╔══

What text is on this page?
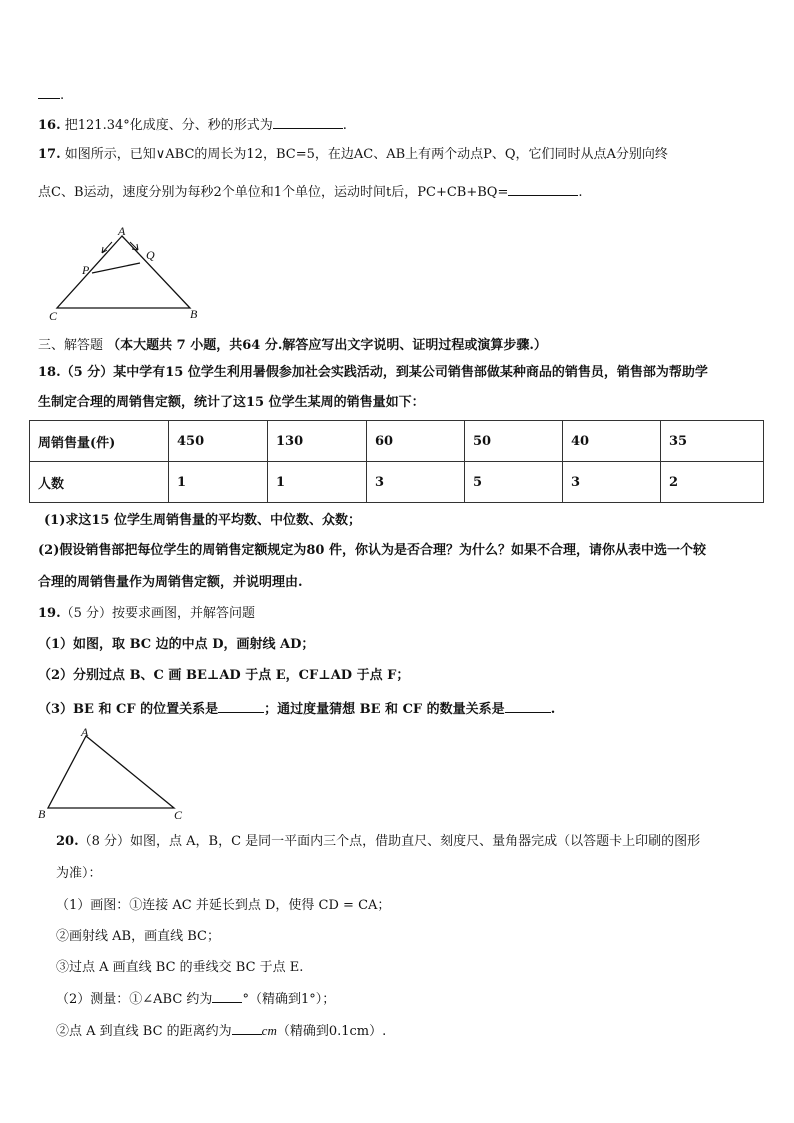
.
16. 把121.34°化成度、分、秒的形式为	.
17. 如图所示，已知∨ABC的周长为12，BC=5，在边AC、AB上有两个动点P、Q，它们同时从点A分别向终
点C、B运动，速度分别为每秒2个单位和1个单位，运动时间t后，PC+CB+BQ=	.
A
P
Q
C	B
三、解答题 （本大题共 7 小题，共64 分.解答应写出文字说明、证明过程或演算步骤.）
18.（5 分）某中学有15 位学生利用暑假参加社会实践活动，到某公司销售部做某种商品的销售员，销售部为帮助学
生制定合理的周销售定额，统计了这15 位学生某周的销售量如下：
周销售量(件)	450	130	60	50	40	35
人数	1	1	3	5	3	2
(1)求这15 位学生周销售量的平均数、中位数、众数；
(2)假设销售部把每位学生的周销售定额规定为80 件，你认为是否合理？为什么？如果不合理，请你从表中选一个较
合理的周销售量作为周销售定额，并说明理由.
19.（5 分）按要求画图，并解答问题
（1）如图，取 BC 边的中点 D，画射线 AD；
（2）分别过点 B、C 画 BE⊥AD 于点 E，CF⊥AD 于点 F；
（3）BE 和 CF 的位置关系是	；通过度量猜想 BE 和 CF 的数量关系是	.
A
B	C
20.（8 分）如图，点 A，B，C 是同一平面内三个点，借助直尺、刻度尺、量角器完成（以答题卡上印刷的图形
为准）：
（1）画图：①连接 AC 并延长到点 D，使得 CD = CA；
②画射线 AB，画直线 BC；
③过点 A 画直线 BC 的垂线交 BC 于点 E.
（2）测量：①∠ABC 约为 °（精确到1°）；
②点 A 到直线 BC 的距离约为 cm（精确到0.1cm）.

╚══

→ Instructions to follow: Reproduce all of the data exactly; the pictures do not belong in the copy.

→ Finished exercise:
What text is on this page?
.
16. 把121.34°化成度、分、秒的形式为	.
17. 如图所示，已知∨ABC的周长为12，BC=5，在边AC、AB上有两个动点P、Q，它们同时从点A分别向终
点C、B运动，速度分别为每秒2个单位和1个单位，运动时间t后，PC+CB+BQ=	.
A
P
Q
C	B
三、解答题 （本大题共 7 小题，共64 分.解答应写出文字说明、证明过程或演算步骤.）
18.（5 分）某中学有15 位学生利用暑假参加社会实践活动，到某公司销售部做某种商品的销售员，销售部为帮助学
生制定合理的周销售定额，统计了这15 位学生某周的销售量如下：
周销售量(件)	450	130	60	50	40	35
人数	1	1	3	5	3	2
(1)求这15 位学生周销售量的平均数、中位数、众数；
(2)假设销售部把每位学生的周销售定额规定为80 件，你认为是否合理？为什么？如果不合理，请你从表中选一个较
合理的周销售量作为周销售定额，并说明理由.
19.（5 分）按要求画图，并解答问题
（1）如图，取 BC 边的中点 D，画射线 AD；
（2）分别过点 B、C 画 BE⊥AD 于点 E，CF⊥AD 于点 F；
（3）BE 和 CF 的位置关系是	；通过度量猜想 BE 和 CF 的数量关系是	.
A
B	C
20.（8 分）如图，点 A，B，C 是同一平面内三个点，借助直尺、刻度尺、量角器完成（以答题卡上印刷的图形
为准）：
（1）画图：①连接 AC 并延长到点 D，使得 CD = CA；
②画射线 AB，画直线 BC；
③过点 A 画直线 BC 的垂线交 BC 于点 E.
（2）测量：①∠ABC 约为 °（精确到1°）；
②点 A 到直线 BC 的距离约为 cm（精确到0.1cm）.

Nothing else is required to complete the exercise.